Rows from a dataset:
• • • • • • •

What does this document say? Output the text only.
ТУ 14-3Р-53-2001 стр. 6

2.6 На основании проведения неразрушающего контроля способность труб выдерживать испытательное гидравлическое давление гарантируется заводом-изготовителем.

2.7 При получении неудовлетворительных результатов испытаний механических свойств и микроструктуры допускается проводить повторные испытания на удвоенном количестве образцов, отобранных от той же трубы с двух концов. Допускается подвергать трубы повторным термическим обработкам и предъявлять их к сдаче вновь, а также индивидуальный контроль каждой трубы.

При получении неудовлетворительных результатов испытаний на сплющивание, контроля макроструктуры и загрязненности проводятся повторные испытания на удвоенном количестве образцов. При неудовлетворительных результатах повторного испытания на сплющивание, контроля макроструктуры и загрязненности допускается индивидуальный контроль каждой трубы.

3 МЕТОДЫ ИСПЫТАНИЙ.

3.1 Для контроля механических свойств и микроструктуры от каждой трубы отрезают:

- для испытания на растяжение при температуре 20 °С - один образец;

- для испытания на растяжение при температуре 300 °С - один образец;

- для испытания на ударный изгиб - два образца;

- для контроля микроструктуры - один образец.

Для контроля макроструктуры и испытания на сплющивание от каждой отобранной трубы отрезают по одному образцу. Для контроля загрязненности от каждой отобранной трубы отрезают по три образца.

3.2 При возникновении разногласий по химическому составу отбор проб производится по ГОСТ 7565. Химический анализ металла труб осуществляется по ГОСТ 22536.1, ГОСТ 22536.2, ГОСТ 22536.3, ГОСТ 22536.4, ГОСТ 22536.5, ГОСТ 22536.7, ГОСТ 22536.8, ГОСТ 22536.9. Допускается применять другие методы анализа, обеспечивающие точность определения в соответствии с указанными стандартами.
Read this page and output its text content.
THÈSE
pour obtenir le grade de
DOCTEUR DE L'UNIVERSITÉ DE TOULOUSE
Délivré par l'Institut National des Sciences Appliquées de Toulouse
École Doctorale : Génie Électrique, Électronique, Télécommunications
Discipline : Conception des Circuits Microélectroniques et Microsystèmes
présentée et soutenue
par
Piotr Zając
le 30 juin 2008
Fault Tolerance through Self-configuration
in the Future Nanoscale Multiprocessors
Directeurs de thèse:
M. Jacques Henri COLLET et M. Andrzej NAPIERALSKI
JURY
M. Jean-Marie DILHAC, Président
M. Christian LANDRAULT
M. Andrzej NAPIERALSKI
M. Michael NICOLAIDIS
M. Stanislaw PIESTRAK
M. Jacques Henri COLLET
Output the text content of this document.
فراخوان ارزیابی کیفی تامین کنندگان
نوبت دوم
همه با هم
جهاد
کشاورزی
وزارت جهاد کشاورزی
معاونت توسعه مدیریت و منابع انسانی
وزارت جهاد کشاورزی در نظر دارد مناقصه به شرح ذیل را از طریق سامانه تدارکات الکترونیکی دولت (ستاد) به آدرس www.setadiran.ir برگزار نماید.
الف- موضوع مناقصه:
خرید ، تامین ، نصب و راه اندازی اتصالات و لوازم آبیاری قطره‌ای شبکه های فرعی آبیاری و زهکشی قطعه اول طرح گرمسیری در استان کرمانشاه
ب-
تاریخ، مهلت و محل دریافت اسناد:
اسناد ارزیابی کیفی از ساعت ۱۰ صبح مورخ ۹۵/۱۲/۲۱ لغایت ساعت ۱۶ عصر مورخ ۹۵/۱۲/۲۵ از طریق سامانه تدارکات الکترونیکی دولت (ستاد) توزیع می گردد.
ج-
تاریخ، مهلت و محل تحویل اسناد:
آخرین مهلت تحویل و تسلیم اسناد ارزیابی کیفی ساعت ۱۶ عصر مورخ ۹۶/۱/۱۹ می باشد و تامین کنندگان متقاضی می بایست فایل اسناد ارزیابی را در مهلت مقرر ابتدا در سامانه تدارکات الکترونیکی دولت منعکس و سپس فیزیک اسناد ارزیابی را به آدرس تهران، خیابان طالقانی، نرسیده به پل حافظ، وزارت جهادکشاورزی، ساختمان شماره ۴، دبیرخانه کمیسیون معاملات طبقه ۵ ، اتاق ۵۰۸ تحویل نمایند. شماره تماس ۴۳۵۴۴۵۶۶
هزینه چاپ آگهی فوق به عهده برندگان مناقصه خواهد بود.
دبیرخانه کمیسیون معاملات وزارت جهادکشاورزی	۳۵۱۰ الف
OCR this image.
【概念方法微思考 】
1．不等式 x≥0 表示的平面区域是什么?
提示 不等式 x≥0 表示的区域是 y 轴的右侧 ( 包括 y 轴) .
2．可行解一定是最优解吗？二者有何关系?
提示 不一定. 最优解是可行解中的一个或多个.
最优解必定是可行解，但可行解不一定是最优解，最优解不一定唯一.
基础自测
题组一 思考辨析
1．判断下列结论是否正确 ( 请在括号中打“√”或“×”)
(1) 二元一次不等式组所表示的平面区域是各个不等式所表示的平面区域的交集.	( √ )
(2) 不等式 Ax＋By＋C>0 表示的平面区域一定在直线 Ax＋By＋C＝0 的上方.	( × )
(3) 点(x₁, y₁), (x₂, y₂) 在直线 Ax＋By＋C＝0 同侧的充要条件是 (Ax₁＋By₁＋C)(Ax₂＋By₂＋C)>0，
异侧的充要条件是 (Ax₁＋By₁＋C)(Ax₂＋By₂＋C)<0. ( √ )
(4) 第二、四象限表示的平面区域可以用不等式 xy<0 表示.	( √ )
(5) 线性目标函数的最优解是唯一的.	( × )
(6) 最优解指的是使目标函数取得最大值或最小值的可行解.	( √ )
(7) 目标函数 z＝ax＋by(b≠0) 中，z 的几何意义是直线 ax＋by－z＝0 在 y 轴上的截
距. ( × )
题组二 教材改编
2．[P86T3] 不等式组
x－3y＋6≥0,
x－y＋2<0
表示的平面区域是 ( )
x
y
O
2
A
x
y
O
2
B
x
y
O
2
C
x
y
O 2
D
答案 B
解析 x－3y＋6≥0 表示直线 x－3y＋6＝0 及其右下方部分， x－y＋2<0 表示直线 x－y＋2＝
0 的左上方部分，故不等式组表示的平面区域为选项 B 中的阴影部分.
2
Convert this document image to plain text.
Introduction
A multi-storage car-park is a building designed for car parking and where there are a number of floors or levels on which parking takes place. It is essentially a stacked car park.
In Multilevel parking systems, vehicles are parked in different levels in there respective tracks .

• • • • • • •

[JOB]
Look through the material and say how many lines hold "удвоенном". Give the number only.

[RESPONSE TO THIS TASK]
2